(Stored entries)
____

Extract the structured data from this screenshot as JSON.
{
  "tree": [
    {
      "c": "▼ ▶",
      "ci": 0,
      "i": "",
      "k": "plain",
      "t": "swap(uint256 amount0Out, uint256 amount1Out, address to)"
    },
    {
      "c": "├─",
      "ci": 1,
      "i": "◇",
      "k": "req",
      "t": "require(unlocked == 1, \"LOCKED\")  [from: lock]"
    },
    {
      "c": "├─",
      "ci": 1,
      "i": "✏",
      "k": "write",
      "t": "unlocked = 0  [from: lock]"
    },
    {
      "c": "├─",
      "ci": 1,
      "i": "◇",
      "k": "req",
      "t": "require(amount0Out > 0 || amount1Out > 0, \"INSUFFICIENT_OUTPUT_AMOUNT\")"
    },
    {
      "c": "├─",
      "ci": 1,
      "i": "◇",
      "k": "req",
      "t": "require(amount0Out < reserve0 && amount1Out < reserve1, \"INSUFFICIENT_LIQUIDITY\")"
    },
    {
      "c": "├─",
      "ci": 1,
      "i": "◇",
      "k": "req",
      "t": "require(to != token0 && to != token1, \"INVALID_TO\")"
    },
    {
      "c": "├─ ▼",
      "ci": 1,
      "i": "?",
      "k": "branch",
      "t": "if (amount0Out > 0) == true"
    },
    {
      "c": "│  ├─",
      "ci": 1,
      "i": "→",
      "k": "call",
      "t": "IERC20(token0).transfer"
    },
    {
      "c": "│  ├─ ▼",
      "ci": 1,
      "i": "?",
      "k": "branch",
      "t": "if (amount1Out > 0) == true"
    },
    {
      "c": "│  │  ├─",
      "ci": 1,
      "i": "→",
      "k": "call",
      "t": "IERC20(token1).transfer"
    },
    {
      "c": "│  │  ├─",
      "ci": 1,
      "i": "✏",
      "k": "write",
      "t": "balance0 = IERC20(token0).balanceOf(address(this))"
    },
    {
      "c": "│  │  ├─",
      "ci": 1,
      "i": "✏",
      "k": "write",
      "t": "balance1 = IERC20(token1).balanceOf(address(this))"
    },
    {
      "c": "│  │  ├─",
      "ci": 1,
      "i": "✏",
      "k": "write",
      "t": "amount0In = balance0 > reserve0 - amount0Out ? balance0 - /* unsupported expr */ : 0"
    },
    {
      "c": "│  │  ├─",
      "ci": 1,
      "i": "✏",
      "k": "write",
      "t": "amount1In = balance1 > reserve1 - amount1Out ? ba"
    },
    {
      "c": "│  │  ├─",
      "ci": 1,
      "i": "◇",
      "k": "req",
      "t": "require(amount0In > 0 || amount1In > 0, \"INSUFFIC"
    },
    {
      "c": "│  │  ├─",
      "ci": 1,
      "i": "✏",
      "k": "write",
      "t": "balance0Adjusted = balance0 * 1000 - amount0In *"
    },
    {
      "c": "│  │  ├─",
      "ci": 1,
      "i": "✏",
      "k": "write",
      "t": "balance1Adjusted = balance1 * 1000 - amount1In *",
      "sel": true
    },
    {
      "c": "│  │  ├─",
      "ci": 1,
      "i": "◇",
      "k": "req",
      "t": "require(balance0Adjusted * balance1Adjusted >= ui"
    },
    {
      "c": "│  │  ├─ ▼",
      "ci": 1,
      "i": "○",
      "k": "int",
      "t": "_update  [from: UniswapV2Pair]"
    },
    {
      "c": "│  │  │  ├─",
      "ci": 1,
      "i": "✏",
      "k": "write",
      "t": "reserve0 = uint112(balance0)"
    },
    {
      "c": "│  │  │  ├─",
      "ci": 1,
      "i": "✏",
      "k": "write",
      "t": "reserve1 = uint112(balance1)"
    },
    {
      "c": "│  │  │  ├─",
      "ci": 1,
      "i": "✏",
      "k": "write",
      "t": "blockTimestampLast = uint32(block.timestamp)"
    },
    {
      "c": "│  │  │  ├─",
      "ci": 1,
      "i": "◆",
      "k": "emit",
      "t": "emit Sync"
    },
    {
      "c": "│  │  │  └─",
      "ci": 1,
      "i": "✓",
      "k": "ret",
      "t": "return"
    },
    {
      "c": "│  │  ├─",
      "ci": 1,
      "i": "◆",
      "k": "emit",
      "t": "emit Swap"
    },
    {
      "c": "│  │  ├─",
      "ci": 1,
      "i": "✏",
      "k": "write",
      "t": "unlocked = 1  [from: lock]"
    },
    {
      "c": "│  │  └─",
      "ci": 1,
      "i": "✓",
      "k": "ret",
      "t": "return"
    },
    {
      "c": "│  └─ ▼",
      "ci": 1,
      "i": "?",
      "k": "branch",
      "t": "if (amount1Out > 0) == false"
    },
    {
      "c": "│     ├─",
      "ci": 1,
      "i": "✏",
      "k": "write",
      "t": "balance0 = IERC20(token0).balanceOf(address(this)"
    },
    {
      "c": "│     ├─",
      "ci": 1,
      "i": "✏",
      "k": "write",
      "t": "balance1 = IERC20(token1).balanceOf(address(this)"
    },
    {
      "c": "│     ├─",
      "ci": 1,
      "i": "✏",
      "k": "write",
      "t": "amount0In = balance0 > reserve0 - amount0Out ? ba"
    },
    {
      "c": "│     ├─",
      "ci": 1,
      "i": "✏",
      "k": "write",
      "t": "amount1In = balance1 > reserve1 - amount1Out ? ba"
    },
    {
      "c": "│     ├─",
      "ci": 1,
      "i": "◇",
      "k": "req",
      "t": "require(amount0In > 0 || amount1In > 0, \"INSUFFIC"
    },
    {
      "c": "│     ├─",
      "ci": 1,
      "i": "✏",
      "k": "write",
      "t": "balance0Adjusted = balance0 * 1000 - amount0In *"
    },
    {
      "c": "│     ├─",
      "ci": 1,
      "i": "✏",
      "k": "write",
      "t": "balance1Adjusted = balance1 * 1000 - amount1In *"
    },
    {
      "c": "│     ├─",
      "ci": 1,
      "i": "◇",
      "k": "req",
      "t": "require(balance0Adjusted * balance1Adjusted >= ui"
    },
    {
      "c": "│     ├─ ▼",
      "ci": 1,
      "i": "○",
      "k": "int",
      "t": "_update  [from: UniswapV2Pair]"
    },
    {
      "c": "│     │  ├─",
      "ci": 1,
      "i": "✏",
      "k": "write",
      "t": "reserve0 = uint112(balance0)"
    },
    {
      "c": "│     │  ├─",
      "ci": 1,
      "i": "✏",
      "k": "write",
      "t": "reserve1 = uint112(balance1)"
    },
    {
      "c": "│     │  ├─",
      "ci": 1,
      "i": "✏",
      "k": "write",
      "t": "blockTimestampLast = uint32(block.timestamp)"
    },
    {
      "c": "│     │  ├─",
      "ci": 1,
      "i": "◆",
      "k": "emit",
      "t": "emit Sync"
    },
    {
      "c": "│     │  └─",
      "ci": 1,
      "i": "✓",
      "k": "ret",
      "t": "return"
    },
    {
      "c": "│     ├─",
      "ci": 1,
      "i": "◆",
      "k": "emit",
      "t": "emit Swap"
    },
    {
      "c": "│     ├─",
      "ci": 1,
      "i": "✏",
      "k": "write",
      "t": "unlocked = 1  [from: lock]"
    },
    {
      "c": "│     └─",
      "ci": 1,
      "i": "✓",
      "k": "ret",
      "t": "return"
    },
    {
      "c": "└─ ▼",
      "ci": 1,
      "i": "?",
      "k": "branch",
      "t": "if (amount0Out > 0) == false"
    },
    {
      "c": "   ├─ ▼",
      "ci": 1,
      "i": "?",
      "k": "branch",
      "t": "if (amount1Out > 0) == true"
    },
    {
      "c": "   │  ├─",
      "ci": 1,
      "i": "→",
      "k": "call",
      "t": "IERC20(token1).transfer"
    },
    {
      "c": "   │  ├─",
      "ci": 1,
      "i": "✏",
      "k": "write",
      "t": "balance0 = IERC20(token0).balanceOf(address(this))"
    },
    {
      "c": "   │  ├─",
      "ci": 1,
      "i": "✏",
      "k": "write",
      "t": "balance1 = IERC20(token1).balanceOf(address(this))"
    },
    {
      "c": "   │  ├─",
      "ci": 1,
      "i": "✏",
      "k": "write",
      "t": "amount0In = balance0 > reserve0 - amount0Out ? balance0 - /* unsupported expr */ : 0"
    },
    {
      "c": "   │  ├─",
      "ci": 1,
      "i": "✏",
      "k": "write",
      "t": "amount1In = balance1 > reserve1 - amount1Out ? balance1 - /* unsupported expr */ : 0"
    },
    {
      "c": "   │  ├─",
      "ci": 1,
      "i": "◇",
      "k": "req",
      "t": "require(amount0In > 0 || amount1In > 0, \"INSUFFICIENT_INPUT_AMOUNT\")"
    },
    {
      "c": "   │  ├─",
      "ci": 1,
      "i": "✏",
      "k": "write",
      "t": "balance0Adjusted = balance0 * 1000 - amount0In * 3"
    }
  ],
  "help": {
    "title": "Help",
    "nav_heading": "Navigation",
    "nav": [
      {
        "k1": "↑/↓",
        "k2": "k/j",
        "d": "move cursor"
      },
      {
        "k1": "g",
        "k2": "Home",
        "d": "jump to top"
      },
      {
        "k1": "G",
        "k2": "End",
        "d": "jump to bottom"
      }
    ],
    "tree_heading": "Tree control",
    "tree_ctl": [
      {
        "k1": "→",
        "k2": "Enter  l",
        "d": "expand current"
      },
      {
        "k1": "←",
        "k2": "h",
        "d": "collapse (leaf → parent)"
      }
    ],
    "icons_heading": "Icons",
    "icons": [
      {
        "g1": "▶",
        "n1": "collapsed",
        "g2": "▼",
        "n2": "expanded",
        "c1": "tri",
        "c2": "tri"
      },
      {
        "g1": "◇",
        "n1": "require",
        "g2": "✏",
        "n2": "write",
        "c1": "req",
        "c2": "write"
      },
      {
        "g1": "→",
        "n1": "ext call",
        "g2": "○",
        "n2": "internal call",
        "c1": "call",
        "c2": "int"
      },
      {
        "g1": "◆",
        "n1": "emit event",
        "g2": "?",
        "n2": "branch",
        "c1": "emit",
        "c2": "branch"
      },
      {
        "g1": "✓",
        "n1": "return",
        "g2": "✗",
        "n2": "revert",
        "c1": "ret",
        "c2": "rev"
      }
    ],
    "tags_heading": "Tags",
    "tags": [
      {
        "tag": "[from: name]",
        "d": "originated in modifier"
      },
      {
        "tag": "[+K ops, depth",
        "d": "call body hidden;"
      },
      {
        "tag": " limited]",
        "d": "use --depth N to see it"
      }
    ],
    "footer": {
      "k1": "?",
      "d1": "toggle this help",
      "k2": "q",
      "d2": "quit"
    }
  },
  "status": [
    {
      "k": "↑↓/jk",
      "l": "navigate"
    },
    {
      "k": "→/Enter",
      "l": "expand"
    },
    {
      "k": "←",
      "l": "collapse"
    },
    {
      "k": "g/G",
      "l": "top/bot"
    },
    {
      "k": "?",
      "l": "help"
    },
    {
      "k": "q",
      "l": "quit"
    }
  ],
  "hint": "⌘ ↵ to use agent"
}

____

Given request: Find the lines that include the string "call", then copy each of them.

Correct output:
      "k": "call",
      "k": "call",
      "k": "call",
        "n1": "ext call",
        "n2": "internal call",
        "c1": "call",
        "d": "call body hidden;"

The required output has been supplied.